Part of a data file
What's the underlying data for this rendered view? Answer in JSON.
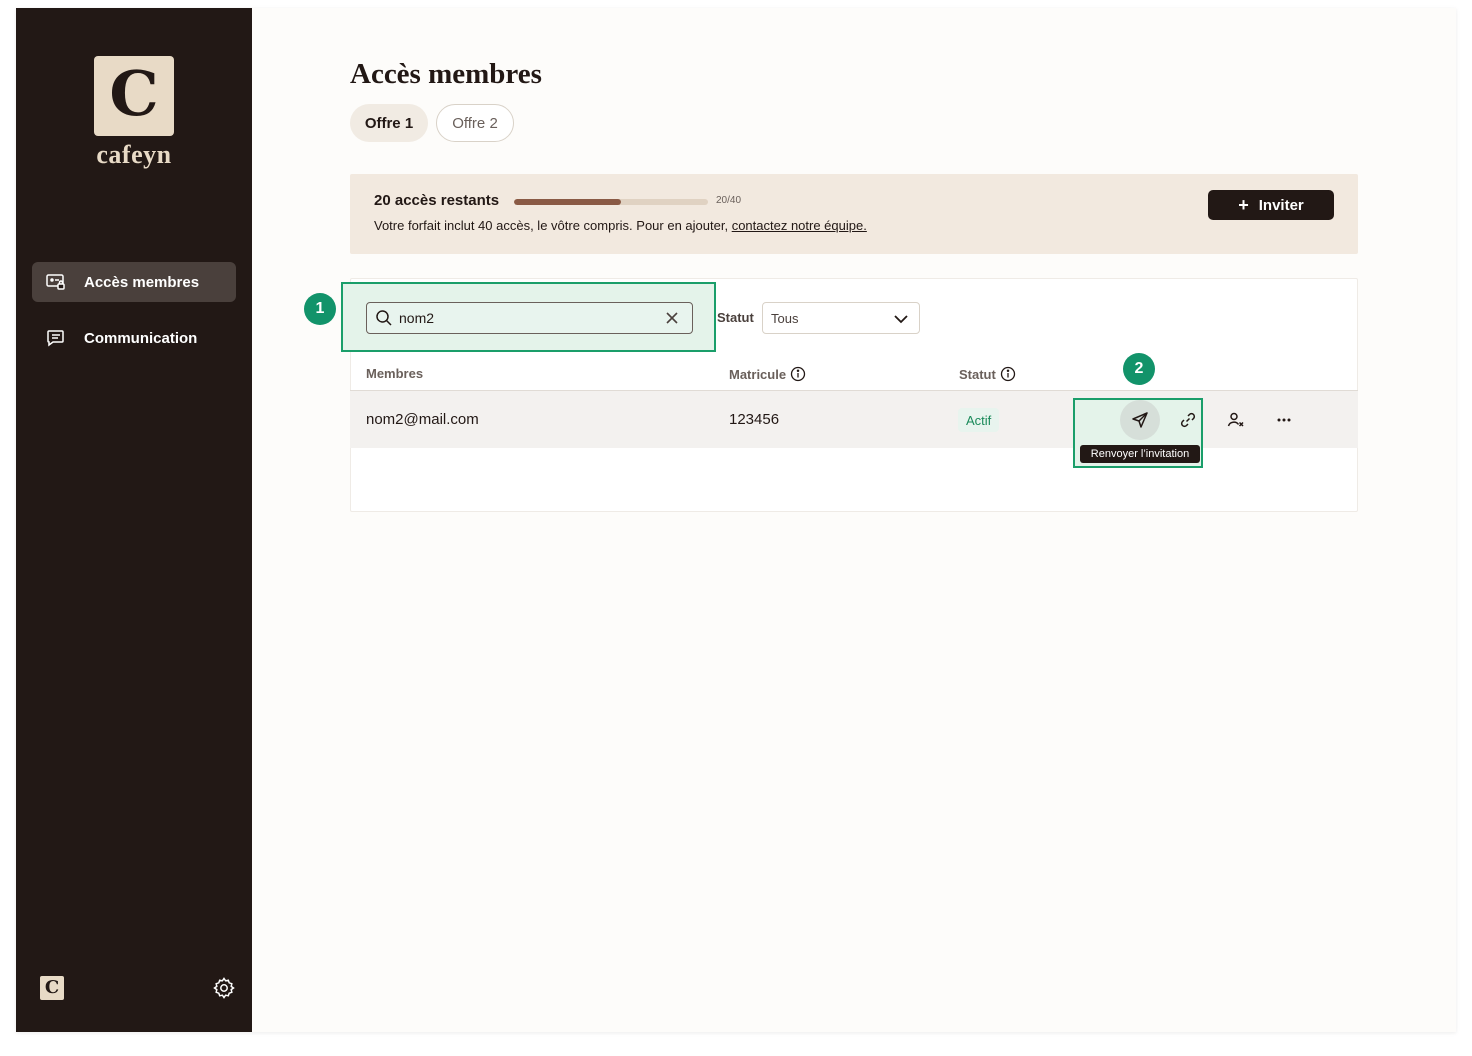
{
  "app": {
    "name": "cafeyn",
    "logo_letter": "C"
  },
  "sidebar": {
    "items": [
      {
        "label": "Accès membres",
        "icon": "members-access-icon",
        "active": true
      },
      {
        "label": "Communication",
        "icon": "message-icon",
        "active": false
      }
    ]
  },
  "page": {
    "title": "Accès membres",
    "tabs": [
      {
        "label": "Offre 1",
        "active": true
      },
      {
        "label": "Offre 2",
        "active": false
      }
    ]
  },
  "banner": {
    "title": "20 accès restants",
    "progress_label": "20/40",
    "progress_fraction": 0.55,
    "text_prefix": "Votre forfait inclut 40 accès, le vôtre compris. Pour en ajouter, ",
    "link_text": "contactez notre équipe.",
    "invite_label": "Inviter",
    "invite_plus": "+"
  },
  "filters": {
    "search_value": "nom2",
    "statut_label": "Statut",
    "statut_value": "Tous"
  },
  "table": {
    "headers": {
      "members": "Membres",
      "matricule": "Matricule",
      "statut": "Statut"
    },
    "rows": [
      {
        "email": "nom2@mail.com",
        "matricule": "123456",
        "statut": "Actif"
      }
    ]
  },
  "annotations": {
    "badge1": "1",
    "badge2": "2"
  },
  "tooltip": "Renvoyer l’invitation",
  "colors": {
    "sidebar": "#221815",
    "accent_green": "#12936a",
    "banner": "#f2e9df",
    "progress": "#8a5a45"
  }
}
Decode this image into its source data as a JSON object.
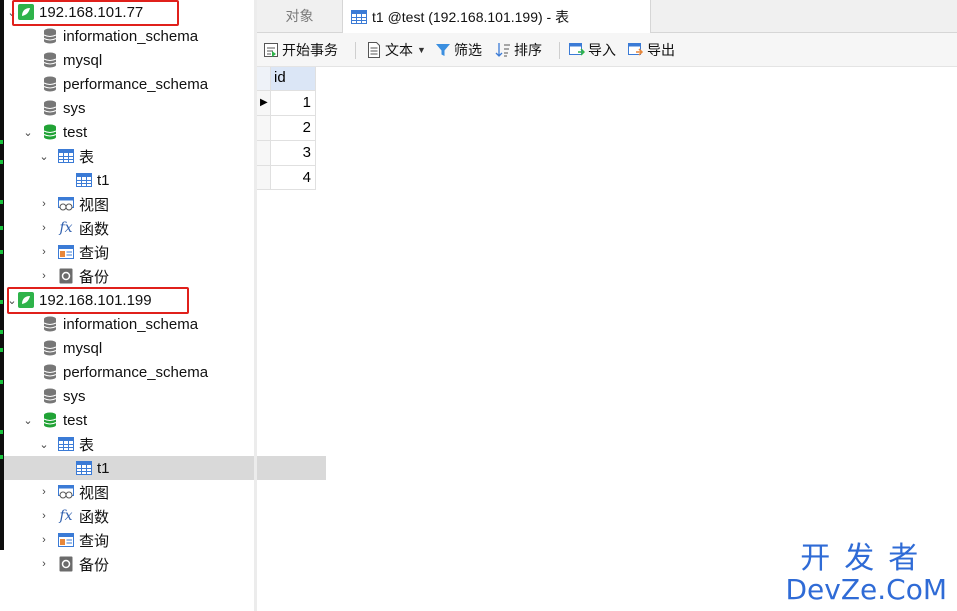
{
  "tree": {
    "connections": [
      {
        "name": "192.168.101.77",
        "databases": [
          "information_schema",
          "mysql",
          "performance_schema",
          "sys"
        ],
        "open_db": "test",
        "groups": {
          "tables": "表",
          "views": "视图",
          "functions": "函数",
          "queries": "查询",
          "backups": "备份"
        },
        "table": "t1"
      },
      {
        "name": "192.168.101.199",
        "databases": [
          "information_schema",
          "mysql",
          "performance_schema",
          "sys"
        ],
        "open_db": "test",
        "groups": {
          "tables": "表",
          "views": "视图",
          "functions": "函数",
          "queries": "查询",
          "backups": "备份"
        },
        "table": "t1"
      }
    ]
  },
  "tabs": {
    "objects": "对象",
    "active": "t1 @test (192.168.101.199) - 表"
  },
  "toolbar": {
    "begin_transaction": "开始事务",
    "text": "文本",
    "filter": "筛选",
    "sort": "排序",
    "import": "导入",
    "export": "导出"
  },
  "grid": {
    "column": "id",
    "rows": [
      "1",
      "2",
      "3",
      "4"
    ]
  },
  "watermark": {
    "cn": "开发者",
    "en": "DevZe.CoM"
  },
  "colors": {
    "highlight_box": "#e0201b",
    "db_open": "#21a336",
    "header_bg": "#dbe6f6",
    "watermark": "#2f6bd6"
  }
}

## [TASK OBJECTIVE]
Repeat the full listing above exactly, with no pictures in the copy.

## [COMPLETE OUTPUT]
What's the underlying data for this rendered view? Answer in JSON.
{
  "app": {
    "name": "cafeyn",
    "logo_letter": "C"
  },
  "sidebar": {
    "items": [
      {
        "label": "Accès membres",
        "icon": "members-access-icon",
        "active": true
      },
      {
        "label": "Communication",
        "icon": "message-icon",
        "active": false
      }
    ]
  },
  "page": {
    "title": "Accès membres",
    "tabs": [
      {
        "label": "Offre 1",
        "active": true
      },
      {
        "label": "Offre 2",
        "active": false
      }
    ]
  },
  "banner": {
    "title": "20 accès restants",
    "progress_label": "20/40",
    "progress_fraction": 0.55,
    "text_prefix": "Votre forfait inclut 40 accès, le vôtre compris. Pour en ajouter, ",
    "link_text": "contactez notre équipe.",
    "invite_label": "Inviter",
    "invite_plus": "+"
  },
  "filters": {
    "search_value": "nom2",
    "statut_label": "Statut",
    "statut_value": "Tous"
  },
  "table": {
    "headers": {
      "members": "Membres",
      "matricule": "Matricule",
      "statut": "Statut"
    },
    "rows": [
      {
        "email": "nom2@mail.com",
        "matricule": "123456",
        "statut": "Actif"
      }
    ]
  },
  "annotations": {
    "badge1": "1",
    "badge2": "2"
  },
  "tooltip": "Renvoyer l’invitation",
  "colors": {
    "sidebar": "#221815",
    "accent_green": "#12936a",
    "banner": "#f2e9df",
    "progress": "#8a5a45"
  }
}
Decode this image into its source data as a JSON object.
{
  "tree": {
    "connections": [
      {
        "name": "192.168.101.77",
        "databases": [
          "information_schema",
          "mysql",
          "performance_schema",
          "sys"
        ],
        "open_db": "test",
        "groups": {
          "tables": "表",
          "views": "视图",
          "functions": "函数",
          "queries": "查询",
          "backups": "备份"
        },
        "table": "t1"
      },
      {
        "name": "192.168.101.199",
        "databases": [
          "information_schema",
          "mysql",
          "performance_schema",
          "sys"
        ],
        "open_db": "test",
        "groups": {
          "tables": "表",
          "views": "视图",
          "functions": "函数",
          "queries": "查询",
          "backups": "备份"
        },
        "table": "t1"
      }
    ]
  },
  "tabs": {
    "objects": "对象",
    "active": "t1 @test (192.168.101.199) - 表"
  },
  "toolbar": {
    "begin_transaction": "开始事务",
    "text": "文本",
    "filter": "筛选",
    "sort": "排序",
    "import": "导入",
    "export": "导出"
  },
  "grid": {
    "column": "id",
    "rows": [
      "1",
      "2",
      "3",
      "4"
    ]
  },
  "watermark": {
    "cn": "开发者",
    "en": "DevZe.CoM"
  },
  "colors": {
    "highlight_box": "#e0201b",
    "db_open": "#21a336",
    "header_bg": "#dbe6f6",
    "watermark": "#2f6bd6"
  }
}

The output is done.